• [TO BE DONE]
Update every line from the one containing "bar-value-label: 1: [82, 410, 92, 426]" down to the one containing "bar-value-label: 3: [475, 361, 485, 377]" by replacing "x-tick-label" with "x-axis-label". Leave everything else unchanged and return only those lines.

• [SOURCE RECORDS]
* START *

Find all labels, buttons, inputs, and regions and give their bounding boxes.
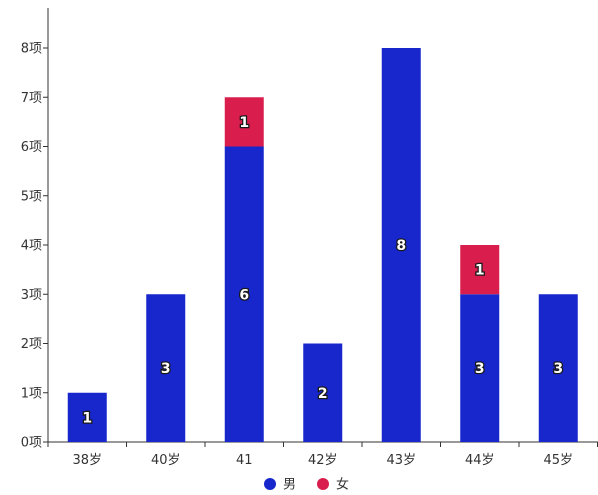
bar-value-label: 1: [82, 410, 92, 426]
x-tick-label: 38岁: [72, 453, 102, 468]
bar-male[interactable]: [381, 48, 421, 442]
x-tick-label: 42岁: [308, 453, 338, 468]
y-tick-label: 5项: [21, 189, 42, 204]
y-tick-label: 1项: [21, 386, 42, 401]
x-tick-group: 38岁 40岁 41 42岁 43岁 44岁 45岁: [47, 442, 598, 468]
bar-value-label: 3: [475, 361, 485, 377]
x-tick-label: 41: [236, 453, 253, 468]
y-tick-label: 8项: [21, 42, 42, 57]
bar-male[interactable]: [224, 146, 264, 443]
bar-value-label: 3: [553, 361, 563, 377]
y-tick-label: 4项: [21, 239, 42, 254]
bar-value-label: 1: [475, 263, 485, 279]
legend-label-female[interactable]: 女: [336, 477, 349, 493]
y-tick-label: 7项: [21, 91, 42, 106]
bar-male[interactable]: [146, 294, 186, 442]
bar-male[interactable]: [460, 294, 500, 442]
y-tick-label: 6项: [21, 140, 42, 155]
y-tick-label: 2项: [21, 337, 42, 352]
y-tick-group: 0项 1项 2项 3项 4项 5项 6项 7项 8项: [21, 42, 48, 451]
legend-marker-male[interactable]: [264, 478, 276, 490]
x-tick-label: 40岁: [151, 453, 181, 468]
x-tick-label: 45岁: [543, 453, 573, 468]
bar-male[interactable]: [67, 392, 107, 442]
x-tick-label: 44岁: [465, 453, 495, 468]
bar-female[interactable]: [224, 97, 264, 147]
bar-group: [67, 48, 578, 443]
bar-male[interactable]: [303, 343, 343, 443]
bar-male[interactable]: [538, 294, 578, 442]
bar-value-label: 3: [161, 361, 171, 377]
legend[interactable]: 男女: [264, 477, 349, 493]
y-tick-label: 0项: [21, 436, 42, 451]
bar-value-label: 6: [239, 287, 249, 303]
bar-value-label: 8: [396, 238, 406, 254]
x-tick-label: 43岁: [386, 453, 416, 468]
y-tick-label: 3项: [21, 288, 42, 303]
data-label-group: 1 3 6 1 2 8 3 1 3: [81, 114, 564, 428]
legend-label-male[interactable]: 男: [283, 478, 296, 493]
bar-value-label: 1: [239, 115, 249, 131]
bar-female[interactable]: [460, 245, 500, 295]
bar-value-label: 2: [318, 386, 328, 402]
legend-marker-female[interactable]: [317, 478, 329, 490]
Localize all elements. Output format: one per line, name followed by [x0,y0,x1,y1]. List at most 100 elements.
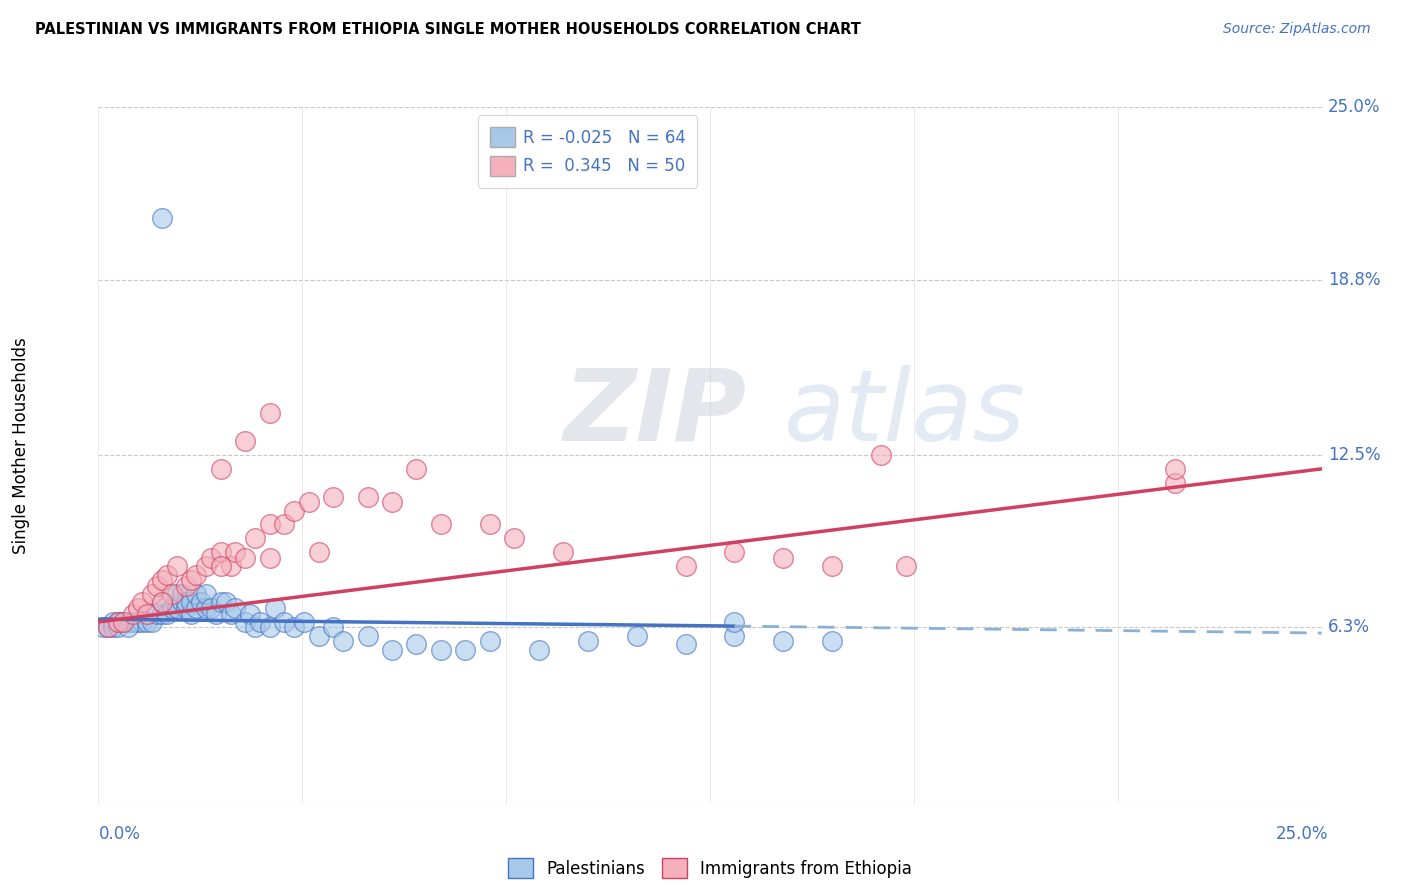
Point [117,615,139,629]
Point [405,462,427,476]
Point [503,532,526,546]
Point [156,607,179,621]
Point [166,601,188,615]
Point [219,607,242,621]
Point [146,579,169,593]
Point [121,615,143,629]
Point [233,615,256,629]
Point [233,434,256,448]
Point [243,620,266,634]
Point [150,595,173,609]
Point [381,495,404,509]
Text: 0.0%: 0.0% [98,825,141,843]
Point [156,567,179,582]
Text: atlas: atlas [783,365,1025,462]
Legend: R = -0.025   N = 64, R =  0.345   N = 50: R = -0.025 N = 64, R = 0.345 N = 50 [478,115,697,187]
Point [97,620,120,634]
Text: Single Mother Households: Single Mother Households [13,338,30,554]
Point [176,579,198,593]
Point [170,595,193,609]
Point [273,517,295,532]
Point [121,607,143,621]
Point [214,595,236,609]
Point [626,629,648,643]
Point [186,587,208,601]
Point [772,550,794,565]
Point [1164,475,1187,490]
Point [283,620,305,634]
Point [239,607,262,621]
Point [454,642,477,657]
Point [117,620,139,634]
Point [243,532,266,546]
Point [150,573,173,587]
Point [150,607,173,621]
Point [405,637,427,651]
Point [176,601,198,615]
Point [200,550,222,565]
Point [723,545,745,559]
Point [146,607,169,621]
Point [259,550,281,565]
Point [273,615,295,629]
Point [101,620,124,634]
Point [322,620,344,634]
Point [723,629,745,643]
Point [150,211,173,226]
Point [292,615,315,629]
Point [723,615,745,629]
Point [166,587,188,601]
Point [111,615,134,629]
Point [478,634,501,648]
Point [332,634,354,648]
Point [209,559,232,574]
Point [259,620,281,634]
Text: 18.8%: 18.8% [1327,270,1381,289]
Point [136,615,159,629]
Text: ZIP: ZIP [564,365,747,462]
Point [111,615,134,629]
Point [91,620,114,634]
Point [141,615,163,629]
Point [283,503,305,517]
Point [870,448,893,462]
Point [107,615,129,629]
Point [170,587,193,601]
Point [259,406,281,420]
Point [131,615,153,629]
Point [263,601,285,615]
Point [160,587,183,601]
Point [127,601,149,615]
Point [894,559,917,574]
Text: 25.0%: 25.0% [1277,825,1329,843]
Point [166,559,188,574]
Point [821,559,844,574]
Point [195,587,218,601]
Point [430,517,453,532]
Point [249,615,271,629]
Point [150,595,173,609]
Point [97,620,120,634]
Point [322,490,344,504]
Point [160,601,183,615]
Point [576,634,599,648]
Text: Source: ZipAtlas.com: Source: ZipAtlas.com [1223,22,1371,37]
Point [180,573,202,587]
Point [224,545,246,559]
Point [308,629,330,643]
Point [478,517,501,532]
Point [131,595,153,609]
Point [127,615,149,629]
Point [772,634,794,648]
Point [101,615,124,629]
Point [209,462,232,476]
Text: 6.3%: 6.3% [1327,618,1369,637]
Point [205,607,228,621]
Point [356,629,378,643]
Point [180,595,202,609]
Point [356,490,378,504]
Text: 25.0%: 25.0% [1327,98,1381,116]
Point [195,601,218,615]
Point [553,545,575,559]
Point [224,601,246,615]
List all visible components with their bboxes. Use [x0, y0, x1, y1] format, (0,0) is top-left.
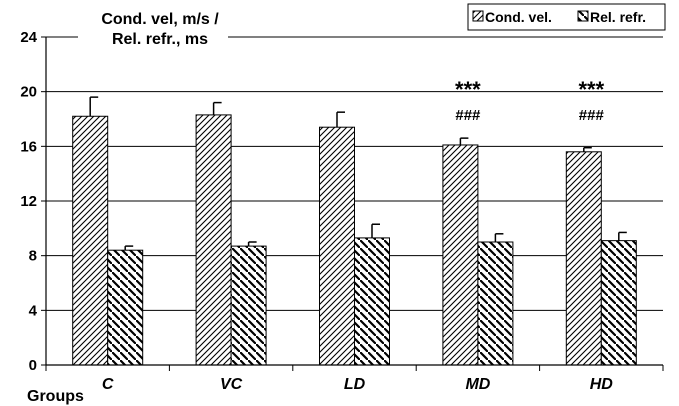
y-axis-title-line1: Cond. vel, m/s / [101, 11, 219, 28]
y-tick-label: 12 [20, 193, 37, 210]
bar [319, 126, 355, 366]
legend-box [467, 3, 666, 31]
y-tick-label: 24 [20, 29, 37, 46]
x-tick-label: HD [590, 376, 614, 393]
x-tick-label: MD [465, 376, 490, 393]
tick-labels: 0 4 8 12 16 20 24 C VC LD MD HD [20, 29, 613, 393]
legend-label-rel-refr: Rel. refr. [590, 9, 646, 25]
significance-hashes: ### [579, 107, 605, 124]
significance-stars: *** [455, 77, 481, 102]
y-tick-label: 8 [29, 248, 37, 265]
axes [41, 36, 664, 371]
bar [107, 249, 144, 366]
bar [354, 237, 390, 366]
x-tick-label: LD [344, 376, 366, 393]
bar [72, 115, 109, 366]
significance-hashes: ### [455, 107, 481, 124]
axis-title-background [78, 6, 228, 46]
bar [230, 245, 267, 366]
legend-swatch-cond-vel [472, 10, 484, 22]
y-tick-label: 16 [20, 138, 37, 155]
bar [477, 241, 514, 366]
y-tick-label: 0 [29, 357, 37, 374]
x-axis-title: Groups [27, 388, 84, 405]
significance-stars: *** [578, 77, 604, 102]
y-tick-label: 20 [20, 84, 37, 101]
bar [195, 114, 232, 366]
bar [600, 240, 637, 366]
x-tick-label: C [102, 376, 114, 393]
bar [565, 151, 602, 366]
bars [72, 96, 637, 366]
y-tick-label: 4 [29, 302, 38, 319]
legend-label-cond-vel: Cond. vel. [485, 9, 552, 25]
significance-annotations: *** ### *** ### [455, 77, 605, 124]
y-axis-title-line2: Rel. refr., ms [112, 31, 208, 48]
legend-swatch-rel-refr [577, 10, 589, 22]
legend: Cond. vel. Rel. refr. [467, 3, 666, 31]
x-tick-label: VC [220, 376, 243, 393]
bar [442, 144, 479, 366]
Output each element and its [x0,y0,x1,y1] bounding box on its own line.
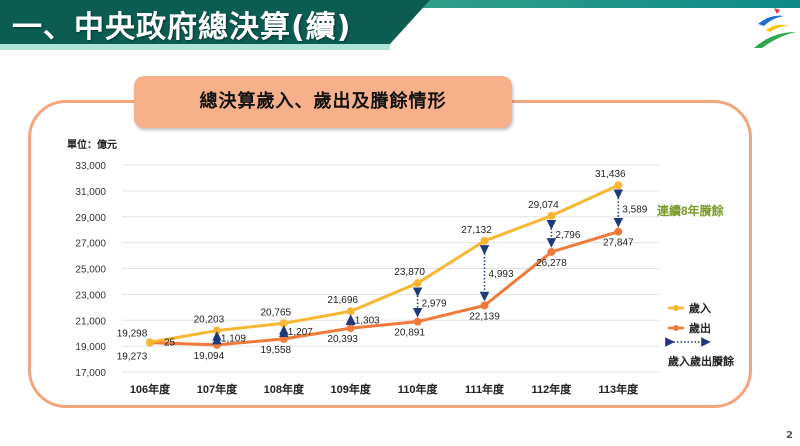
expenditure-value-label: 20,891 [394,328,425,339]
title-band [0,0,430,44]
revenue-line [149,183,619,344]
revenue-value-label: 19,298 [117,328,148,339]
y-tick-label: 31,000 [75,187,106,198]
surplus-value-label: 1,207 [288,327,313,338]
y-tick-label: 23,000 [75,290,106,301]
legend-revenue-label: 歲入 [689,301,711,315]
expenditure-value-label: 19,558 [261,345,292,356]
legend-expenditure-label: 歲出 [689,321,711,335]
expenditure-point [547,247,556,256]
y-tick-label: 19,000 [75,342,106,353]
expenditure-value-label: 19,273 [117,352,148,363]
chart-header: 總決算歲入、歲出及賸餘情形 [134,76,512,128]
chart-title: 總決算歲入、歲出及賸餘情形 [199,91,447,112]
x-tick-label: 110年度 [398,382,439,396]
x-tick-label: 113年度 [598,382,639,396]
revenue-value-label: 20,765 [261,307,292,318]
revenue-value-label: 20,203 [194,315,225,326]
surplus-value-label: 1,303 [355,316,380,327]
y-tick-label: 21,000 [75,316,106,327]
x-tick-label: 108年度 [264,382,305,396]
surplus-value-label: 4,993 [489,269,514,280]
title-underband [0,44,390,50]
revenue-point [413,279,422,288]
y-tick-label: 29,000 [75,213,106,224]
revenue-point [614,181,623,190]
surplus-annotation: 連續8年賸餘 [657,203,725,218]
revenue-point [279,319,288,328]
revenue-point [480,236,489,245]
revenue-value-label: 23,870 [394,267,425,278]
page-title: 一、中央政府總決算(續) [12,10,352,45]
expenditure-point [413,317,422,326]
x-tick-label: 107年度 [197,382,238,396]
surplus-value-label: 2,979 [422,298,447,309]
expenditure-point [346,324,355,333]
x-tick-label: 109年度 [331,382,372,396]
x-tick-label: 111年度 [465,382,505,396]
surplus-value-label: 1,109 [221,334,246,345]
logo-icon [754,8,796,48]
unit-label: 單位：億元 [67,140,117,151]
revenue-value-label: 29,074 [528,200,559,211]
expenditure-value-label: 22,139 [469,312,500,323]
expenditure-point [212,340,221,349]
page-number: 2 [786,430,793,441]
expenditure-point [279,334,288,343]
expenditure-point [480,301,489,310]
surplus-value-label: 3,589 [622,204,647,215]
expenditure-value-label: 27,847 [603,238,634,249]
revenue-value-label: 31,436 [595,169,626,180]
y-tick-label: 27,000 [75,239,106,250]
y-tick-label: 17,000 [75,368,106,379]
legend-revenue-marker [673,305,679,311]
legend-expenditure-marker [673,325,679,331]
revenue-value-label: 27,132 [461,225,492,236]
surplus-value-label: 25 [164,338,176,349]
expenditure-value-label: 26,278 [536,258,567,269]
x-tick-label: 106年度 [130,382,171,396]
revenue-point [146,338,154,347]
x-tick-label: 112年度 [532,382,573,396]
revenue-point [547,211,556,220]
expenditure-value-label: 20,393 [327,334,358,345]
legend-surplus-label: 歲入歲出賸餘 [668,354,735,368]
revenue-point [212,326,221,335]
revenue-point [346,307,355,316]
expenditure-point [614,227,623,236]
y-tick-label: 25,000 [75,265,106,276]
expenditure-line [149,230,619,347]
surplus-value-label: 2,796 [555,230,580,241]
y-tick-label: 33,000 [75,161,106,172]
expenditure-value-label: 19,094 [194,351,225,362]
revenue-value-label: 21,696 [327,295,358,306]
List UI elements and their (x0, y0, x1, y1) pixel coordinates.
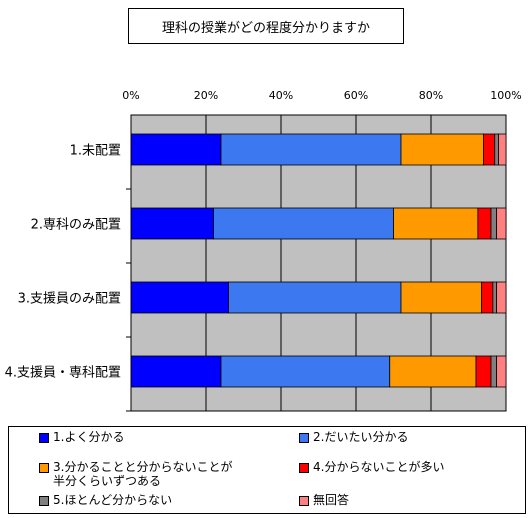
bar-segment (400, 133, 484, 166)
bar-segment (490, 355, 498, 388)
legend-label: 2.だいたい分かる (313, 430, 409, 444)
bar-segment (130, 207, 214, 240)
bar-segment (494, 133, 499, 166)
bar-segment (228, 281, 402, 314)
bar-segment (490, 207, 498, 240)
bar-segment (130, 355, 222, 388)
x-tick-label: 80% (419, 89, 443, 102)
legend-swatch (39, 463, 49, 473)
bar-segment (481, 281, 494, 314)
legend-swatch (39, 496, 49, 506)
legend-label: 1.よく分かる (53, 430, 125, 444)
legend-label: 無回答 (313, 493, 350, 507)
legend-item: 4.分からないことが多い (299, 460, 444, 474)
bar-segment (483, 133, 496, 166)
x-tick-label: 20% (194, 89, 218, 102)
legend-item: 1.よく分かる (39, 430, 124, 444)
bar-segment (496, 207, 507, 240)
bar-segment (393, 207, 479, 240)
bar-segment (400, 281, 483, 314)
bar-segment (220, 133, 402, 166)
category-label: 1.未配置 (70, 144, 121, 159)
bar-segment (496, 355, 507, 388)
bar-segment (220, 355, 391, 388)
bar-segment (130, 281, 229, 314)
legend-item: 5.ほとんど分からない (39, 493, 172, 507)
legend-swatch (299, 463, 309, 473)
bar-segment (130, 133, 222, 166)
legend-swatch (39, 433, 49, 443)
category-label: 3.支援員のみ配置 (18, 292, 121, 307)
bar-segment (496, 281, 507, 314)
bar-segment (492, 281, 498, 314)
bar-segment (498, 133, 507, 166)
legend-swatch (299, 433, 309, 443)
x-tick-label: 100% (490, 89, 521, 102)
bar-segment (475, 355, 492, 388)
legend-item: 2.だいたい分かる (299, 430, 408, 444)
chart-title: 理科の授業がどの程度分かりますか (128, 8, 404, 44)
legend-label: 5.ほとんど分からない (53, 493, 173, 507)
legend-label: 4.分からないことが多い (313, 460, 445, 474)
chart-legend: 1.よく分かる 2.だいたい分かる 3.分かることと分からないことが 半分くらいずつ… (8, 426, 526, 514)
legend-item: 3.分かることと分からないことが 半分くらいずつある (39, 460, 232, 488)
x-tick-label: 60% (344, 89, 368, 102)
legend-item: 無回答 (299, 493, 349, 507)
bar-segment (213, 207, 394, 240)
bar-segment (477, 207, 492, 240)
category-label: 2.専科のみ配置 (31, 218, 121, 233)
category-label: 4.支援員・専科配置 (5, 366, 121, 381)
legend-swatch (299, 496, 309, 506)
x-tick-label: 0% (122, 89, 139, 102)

* END *

• [TASK OUTPUT]
bar-value-label: 1: [82, 410, 92, 426]
x-axis-label: 38岁: [72, 453, 102, 468]
bar-male[interactable]: [381, 48, 421, 442]
x-axis-label: 42岁: [308, 453, 338, 468]
y-tick-label: 5项: [21, 189, 42, 204]
y-tick-label: 1项: [21, 386, 42, 401]
x-tick-group: 38岁 40岁 41 42岁 43岁 44岁 45岁: [47, 442, 598, 468]
bar-value-label: 3: [475, 361, 485, 377]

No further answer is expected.